PROBLEM REQUIREMENTS: Here are some records; quote them exactly, leaving out the pictures.

DATASET RECORDS:
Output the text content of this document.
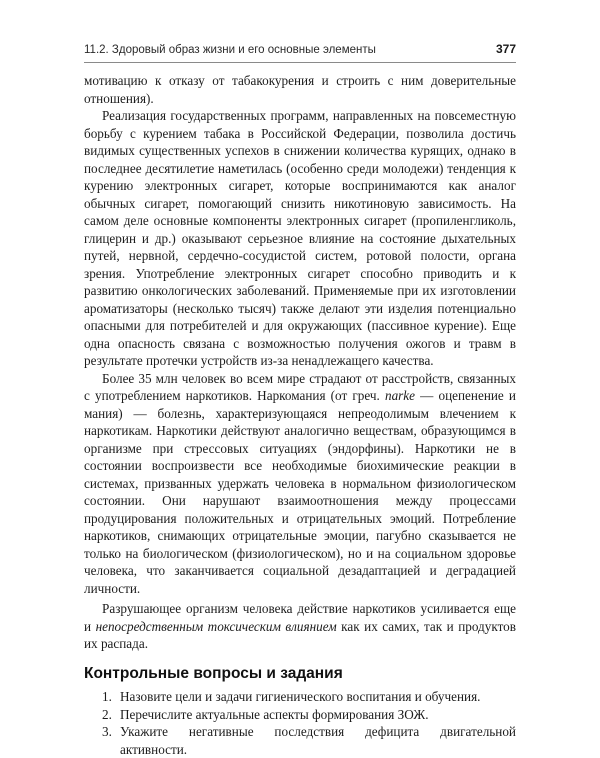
11.2. Здоровый образ жизни и его основные элементы	377

мотивацию к отказу от табакокурения и строить с ним доверительные отношения).

Реализация государственных программ, направленных на повсеместную борьбу с курением табака в Российской Федерации, позволила достичь видимых существенных успехов в снижении количества курящих, однако в последнее десятилетие наметилась (особенно среди молодежи) тенденция к курению электронных сигарет, которые воспринимаются как аналог обычных сигарет, помогающий снизить никотиновую зависимость. На самом деле основные компоненты электронных сигарет (пропиленгликоль, глицерин и др.) оказывают серьезное влияние на состояние дыхательных путей, нервной, сердечно-сосудистой систем, ротовой полости, органа зрения. Употребление электронных сигарет способно приводить и к развитию онкологических заболеваний. Применяемые при их изготовлении ароматизаторы (несколько тысяч) также делают эти изделия потенциально опасными для потребителей и для окружающих (пассивное курение). Еще одна опасность связана с возможностью получения ожогов и травм в результате протечки устройств из-за ненадлежащего качества.

Более 35 млн человек во всем мире страдают от расстройств, связанных с употреблением наркотиков. Наркомания (от греч. narke — оцепенение и мания) — болезнь, характеризующаяся непреодолимым влечением к наркотикам. Наркотики действуют аналогично веществам, образующимся в организме при стрессовых ситуациях (эндорфины). Наркотики не в состоянии воспроизвести все необходимые биохимические реакции в системах, призванных удержать человека в нормальном физиологическом состоянии. Они нарушают взаимоотношения между процессами продуцирования положительных и отрицательных эмоций. Потребление наркотиков, снимающих отрицательные эмоции, пагубно сказывается не только на биологическом (физиологическом), но и на социальном здоровье человека, что заканчивается социальной дезадаптацией и деградацией личности.

Разрушающее организм человека действие наркотиков усиливается еще и непосредственным токсическим влиянием как их самих, так и продуктов их распада.

Контрольные вопросы и задания
1. Назовите цели и задачи гигиенического воспитания и обучения.
2. Перечислите актуальные аспекты формирования ЗОЖ.
3. Укажите негативные последствия дефицита двигательной активности.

TASK RESPONSE:
Output the text content of this document.
11.2. Здоровый образ жизни и его основные элементы	377

мотивацию к отказу от табакокурения и строить с ним доверительные отношения).

Реализация государственных программ, направленных на повсеместную борьбу с курением табака в Российской Федерации, позволила достичь видимых существенных успехов в снижении количества курящих, однако в последнее десятилетие наметилась (особенно среди молодежи) тенденция к курению электронных сигарет, которые воспринимаются как аналог обычных сигарет, помогающий снизить никотиновую зависимость. На самом деле основные компоненты электронных сигарет (пропиленгликоль, глицерин и др.) оказывают серьезное влияние на состояние дыхательных путей, нервной, сердечно-сосудистой систем, ротовой полости, органа зрения. Употребление электронных сигарет способно приводить и к развитию онкологических заболеваний. Применяемые при их изготовлении ароматизаторы (несколько тысяч) также делают эти изделия потенциально опасными для потребителей и для окружающих (пассивное курение). Еще одна опасность связана с возможностью получения ожогов и травм в результате протечки устройств из-за ненадлежащего качества.

Более 35 млн человек во всем мире страдают от расстройств, связанных с употреблением наркотиков. Наркомания (от греч. narke — оцепенение и мания) — болезнь, характеризующаяся непреодолимым влечением к наркотикам. Наркотики действуют аналогично веществам, образующимся в организме при стрессовых ситуациях (эндорфины). Наркотики не в состоянии воспроизвести все необходимые биохимические реакции в системах, призванных удержать человека в нормальном физиологическом состоянии. Они нарушают взаимоотношения между процессами продуцирования положительных и отрицательных эмоций. Потребление наркотиков, снимающих отрицательные эмоции, пагубно сказывается не только на биологическом (физиологическом), но и на социальном здоровье человека, что заканчивается социальной дезадаптацией и деградацией личности.

Разрушающее организм человека действие наркотиков усиливается еще и непосредственным токсическим влиянием как их самих, так и продуктов их распада.

Контрольные вопросы и задания
1. Назовите цели и задачи гигиенического воспитания и обучения.
2. Перечислите актуальные аспекты формирования ЗОЖ.
3. Укажите негативные последствия дефицита двигательной активности.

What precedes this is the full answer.